> Written exercise:
Reproduce the listing below in full and without alteration, apart from its pictures.

▶

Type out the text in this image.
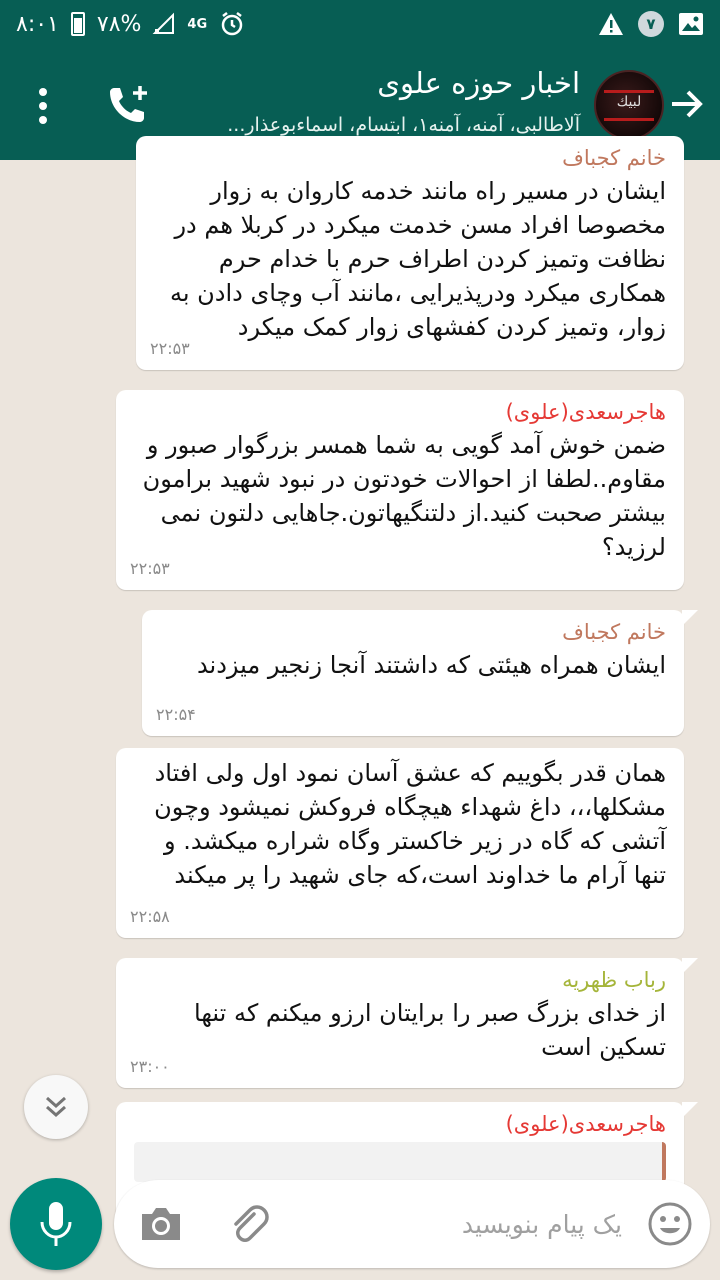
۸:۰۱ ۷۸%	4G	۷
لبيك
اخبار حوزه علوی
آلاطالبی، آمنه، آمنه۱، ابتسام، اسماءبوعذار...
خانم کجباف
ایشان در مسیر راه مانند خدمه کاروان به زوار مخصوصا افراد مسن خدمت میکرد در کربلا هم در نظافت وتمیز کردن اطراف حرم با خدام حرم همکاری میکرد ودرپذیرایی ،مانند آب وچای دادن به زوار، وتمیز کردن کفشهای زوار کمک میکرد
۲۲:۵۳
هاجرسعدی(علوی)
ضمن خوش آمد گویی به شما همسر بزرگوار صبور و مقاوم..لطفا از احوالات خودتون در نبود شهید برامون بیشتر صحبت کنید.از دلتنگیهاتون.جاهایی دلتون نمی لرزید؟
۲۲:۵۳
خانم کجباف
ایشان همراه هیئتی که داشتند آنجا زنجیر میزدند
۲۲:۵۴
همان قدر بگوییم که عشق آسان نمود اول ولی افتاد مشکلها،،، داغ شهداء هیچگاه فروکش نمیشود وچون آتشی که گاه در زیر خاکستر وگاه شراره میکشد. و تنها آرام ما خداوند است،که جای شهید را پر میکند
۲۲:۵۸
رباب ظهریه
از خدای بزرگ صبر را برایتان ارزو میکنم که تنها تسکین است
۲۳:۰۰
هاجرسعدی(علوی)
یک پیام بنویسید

◀

> Solution:
Type out the text in this image.
۸:۰۱ ۷۸%	4G	۷
لبيك
اخبار حوزه علوی
آلاطالبی، آمنه، آمنه۱، ابتسام، اسماءبوعذار...
خانم کجباف
ایشان در مسیر راه مانند خدمه کاروان به زوار مخصوصا افراد مسن خدمت میکرد در کربلا هم در نظافت وتمیز کردن اطراف حرم با خدام حرم همکاری میکرد ودرپذیرایی ،مانند آب وچای دادن به زوار، وتمیز کردن کفشهای زوار کمک میکرد
۲۲:۵۳
هاجرسعدی(علوی)
ضمن خوش آمد گویی به شما همسر بزرگوار صبور و مقاوم..لطفا از احوالات خودتون در نبود شهید برامون بیشتر صحبت کنید.از دلتنگیهاتون.جاهایی دلتون نمی لرزید؟
۲۲:۵۳
خانم کجباف
ایشان همراه هیئتی که داشتند آنجا زنجیر میزدند
۲۲:۵۴
همان قدر بگوییم که عشق آسان نمود اول ولی افتاد مشکلها،،، داغ شهداء هیچگاه فروکش نمیشود وچون آتشی که گاه در زیر خاکستر وگاه شراره میکشد. و تنها آرام ما خداوند است،که جای شهید را پر میکند
۲۲:۵۸
رباب ظهریه
از خدای بزرگ صبر را برایتان ارزو میکنم که تنها تسکین است
۲۳:۰۰
هاجرسعدی(علوی)
یک پیام بنویسید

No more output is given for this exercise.